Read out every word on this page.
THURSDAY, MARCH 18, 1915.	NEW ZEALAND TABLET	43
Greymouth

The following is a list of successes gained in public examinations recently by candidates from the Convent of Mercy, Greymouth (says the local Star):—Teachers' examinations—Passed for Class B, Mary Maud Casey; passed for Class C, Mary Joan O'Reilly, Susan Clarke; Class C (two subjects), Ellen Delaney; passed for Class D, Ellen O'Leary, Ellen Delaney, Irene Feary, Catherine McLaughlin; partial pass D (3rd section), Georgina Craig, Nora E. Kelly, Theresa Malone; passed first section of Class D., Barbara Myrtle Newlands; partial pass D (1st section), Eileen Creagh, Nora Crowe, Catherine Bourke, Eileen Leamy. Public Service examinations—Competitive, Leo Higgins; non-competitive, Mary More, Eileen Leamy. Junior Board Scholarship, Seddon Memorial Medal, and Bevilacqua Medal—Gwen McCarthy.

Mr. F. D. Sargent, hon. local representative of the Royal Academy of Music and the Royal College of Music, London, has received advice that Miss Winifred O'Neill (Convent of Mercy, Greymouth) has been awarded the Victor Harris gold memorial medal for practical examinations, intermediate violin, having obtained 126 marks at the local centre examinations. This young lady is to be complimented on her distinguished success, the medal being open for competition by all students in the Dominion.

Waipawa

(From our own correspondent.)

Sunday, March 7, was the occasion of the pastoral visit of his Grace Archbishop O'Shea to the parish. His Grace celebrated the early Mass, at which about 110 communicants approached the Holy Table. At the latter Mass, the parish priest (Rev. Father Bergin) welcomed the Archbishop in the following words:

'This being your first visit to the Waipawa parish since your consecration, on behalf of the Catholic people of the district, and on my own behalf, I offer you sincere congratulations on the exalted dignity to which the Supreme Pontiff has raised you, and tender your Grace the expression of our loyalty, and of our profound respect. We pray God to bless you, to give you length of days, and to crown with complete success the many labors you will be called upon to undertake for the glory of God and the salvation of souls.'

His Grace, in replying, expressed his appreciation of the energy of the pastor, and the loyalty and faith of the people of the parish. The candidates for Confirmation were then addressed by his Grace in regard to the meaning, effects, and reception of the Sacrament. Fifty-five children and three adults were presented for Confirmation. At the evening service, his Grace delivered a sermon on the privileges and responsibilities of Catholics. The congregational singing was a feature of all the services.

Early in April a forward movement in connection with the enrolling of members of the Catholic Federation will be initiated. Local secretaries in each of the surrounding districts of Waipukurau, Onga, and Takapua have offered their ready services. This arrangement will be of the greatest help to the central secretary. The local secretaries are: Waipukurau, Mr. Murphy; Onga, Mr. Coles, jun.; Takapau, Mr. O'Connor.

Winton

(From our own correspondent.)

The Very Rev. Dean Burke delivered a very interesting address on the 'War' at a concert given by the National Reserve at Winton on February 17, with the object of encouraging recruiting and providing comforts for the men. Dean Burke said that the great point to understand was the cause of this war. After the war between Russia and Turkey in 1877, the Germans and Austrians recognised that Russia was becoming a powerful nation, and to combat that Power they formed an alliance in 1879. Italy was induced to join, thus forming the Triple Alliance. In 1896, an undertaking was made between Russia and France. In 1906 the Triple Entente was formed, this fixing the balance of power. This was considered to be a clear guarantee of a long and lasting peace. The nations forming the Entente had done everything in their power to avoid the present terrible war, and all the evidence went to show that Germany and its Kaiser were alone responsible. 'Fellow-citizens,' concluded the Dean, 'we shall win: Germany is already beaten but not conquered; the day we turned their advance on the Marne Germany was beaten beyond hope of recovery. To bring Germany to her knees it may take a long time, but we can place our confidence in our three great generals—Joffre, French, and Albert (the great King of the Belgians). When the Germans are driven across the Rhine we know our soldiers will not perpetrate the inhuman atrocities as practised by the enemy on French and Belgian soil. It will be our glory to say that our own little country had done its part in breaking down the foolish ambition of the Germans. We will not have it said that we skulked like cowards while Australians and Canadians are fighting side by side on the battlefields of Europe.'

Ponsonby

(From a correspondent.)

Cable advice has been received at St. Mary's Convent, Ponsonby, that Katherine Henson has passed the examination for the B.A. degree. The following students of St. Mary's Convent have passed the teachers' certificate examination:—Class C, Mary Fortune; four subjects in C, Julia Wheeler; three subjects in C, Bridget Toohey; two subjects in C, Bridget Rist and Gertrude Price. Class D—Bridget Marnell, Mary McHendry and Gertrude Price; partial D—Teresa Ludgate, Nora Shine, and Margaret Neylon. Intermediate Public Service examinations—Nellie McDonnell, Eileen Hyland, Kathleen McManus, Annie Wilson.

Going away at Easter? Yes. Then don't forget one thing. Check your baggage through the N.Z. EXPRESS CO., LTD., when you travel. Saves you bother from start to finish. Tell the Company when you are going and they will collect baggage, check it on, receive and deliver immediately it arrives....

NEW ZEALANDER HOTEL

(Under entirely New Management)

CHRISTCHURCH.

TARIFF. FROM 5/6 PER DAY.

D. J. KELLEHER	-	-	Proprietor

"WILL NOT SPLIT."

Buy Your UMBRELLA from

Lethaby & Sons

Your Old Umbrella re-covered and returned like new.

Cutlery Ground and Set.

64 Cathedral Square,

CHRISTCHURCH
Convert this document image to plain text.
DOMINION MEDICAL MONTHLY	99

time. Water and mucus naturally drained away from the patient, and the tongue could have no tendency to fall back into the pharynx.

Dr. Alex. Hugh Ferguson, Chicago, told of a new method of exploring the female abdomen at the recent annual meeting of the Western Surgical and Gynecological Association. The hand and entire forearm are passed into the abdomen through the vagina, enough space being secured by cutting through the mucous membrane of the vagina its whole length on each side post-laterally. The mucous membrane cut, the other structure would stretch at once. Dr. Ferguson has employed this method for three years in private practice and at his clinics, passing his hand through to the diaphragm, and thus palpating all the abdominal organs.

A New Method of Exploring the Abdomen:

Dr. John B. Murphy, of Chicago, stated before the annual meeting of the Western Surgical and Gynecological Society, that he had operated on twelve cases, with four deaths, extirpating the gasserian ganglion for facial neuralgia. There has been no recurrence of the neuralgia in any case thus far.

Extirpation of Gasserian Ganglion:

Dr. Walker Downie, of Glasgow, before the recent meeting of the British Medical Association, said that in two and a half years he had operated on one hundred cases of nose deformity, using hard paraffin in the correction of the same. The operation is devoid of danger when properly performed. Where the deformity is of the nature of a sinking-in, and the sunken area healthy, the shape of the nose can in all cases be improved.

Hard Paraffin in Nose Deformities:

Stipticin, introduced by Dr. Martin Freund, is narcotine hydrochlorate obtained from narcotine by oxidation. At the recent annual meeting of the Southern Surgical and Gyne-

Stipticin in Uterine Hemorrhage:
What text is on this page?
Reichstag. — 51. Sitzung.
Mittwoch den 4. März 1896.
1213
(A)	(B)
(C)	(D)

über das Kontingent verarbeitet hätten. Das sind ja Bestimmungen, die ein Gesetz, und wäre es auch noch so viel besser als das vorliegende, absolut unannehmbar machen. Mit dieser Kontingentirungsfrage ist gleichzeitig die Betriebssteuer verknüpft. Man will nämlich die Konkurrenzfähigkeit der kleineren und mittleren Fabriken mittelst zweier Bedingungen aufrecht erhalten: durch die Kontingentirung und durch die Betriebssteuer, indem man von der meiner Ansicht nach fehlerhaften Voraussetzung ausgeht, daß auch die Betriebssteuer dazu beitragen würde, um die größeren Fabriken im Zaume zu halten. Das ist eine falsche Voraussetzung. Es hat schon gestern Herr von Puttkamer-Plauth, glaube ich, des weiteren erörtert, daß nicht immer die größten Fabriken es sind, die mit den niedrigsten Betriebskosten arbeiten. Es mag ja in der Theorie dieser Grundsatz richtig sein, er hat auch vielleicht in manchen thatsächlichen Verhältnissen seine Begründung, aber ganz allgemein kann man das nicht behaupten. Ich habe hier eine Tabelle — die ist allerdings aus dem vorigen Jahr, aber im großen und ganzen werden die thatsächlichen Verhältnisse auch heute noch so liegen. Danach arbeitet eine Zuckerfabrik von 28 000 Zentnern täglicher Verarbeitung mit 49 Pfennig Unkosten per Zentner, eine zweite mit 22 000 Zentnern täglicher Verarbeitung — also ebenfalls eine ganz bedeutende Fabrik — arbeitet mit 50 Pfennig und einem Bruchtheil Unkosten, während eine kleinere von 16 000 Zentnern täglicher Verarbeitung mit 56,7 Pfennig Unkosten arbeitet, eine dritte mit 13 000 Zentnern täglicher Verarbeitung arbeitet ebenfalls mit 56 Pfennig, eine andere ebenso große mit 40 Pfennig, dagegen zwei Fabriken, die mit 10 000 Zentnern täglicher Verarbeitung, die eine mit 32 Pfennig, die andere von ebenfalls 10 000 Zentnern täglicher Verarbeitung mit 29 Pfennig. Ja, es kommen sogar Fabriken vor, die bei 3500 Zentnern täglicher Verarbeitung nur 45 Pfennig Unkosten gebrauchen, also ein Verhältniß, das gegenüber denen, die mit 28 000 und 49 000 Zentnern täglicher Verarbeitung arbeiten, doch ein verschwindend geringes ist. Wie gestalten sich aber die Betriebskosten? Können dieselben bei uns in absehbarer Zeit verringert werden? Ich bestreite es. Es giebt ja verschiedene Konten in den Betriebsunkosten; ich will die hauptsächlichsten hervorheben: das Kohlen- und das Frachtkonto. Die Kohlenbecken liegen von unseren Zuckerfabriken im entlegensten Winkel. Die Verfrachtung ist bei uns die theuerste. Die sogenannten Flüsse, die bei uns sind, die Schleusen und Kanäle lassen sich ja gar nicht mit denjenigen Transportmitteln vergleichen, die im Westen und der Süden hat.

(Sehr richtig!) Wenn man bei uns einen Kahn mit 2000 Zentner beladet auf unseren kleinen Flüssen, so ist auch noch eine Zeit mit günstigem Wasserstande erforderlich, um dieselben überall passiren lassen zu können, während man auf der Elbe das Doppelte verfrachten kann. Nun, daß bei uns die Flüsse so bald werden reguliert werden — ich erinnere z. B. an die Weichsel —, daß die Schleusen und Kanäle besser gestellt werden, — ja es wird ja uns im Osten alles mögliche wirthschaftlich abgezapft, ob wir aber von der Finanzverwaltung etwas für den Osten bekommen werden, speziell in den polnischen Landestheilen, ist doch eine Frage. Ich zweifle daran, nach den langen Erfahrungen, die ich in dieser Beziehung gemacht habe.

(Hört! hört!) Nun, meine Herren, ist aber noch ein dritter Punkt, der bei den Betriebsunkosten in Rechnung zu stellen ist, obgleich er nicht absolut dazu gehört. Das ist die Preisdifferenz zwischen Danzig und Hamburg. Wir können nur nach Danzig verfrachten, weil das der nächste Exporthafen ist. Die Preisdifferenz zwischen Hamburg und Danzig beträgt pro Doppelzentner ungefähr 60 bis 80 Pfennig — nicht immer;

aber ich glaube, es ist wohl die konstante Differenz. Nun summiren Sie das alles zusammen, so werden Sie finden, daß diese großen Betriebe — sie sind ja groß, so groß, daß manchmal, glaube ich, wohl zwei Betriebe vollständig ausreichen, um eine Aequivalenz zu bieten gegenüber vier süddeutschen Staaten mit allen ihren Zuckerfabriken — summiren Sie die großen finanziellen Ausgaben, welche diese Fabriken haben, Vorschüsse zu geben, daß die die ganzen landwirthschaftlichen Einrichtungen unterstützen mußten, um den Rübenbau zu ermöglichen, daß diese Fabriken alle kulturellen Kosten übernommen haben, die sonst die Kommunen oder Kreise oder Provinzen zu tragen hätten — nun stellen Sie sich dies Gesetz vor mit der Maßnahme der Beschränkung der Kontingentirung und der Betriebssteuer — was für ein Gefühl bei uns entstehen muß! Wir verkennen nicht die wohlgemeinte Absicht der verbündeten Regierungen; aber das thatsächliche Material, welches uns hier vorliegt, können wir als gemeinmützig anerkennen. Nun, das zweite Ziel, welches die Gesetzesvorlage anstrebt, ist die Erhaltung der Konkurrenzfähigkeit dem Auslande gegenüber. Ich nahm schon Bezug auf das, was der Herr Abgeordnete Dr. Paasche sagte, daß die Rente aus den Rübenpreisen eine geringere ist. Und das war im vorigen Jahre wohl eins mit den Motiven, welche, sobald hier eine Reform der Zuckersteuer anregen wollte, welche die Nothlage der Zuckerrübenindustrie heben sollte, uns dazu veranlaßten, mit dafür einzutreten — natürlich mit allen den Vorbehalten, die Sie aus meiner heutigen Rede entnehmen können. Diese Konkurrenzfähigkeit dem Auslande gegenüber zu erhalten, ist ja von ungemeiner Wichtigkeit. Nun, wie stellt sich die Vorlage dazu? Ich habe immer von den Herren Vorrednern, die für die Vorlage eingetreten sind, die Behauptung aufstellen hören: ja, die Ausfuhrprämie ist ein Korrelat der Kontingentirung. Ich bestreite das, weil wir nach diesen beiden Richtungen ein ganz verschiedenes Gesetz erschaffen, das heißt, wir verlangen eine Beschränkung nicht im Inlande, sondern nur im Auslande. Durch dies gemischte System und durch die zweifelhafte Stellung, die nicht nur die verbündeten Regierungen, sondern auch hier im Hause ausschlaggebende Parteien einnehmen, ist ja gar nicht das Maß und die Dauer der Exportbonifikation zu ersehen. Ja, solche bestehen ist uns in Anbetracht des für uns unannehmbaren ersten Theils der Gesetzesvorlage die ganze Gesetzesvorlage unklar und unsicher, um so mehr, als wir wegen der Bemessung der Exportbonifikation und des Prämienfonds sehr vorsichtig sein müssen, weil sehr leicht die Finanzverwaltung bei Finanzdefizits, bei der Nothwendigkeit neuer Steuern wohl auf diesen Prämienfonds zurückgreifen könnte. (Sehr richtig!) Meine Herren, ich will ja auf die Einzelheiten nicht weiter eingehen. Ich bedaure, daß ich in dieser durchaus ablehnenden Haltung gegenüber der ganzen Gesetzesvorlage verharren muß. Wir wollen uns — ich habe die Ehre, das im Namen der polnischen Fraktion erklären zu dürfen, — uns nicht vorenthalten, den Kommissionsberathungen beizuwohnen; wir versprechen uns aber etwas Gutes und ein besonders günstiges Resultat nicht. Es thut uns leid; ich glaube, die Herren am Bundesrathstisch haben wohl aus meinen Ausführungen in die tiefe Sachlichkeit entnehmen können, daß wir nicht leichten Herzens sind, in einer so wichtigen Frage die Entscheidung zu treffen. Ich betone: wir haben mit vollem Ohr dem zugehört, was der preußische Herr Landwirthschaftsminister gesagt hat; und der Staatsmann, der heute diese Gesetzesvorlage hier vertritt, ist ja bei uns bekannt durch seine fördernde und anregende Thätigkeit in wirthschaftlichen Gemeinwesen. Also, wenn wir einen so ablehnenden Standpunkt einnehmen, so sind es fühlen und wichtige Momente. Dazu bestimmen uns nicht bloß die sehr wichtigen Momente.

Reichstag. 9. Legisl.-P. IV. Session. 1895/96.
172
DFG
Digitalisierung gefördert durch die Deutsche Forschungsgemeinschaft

# WORK TO DO
Pull out all lines containing "Stipticin".

# TASK RESPONSE
Stipticin, introduced by Dr. Martin Freund, is narcotine hydrochlorate obtained from narcotine by oxidation. At the recent annual meeting of the Southern Surgical and Gyne-
Stipticin in Uterine Hemorrhage:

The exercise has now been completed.